*Entries taken from a collection*.

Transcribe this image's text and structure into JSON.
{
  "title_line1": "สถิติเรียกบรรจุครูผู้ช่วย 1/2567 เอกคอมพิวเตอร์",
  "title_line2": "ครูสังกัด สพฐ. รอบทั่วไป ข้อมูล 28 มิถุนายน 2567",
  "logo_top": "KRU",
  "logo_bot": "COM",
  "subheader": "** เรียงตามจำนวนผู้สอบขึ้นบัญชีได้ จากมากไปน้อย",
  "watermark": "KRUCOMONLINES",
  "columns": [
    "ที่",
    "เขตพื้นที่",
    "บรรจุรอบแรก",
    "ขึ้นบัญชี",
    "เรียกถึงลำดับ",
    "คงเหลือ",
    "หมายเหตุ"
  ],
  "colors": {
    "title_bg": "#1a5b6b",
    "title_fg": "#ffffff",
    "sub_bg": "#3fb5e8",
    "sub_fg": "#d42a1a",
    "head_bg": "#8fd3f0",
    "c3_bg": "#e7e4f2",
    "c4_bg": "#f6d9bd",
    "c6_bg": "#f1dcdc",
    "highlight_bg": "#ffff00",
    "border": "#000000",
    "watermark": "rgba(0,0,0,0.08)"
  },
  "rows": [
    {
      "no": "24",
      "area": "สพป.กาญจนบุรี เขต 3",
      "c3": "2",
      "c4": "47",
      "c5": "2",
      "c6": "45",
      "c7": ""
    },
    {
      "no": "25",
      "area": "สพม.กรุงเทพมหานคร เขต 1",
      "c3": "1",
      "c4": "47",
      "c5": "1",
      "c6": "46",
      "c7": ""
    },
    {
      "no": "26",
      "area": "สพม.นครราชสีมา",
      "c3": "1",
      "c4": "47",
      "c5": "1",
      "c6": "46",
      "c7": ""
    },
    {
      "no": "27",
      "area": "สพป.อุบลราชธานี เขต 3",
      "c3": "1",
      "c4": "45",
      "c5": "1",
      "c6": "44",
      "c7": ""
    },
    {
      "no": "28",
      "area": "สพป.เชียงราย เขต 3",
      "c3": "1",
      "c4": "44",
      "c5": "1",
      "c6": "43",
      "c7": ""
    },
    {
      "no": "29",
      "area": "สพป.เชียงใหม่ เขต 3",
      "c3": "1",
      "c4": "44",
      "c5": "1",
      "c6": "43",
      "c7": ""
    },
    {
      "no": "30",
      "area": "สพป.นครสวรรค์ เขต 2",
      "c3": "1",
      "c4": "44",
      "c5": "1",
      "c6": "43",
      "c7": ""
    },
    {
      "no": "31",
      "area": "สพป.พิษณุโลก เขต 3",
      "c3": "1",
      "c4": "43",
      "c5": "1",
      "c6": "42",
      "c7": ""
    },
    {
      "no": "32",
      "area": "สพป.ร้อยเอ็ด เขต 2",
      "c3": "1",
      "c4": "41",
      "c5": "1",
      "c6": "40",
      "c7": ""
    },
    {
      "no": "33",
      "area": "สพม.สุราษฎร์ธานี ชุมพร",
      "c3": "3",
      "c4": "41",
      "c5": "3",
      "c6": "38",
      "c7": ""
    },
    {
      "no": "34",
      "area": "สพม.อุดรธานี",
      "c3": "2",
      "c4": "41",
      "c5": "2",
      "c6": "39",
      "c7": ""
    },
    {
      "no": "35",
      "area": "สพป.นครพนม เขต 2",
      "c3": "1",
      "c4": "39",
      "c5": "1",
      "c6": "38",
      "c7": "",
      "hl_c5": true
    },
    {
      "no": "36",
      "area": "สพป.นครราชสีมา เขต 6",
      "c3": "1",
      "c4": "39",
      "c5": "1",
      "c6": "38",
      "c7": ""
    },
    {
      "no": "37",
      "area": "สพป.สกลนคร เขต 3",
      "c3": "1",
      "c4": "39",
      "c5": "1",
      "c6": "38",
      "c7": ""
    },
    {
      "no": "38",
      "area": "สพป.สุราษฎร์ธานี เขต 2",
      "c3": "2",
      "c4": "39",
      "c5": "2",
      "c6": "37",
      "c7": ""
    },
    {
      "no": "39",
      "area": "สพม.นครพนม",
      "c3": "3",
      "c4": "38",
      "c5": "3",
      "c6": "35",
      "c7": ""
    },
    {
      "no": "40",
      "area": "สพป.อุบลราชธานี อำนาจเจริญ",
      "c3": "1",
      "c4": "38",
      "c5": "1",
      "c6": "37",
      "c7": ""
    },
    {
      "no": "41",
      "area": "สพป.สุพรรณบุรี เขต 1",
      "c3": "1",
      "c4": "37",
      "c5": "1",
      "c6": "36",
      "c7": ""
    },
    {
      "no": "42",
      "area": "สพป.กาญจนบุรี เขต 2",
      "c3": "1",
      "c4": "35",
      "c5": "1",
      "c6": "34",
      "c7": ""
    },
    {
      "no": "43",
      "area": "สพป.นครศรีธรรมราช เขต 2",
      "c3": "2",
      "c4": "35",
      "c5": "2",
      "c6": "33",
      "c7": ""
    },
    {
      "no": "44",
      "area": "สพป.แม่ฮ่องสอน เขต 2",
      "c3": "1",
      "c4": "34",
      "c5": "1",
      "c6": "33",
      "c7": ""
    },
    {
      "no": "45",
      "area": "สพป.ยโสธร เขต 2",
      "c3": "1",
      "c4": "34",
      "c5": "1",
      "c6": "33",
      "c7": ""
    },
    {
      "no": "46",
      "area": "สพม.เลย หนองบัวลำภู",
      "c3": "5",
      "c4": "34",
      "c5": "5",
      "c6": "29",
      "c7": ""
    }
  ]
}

*Set exercise*. Go through the material and select each line with the string "นครราชส" in it.

*Full response*.
      "area": "สพม.นครราชสีมา",
      "area": "สพป.นครราชสีมา เขต 6",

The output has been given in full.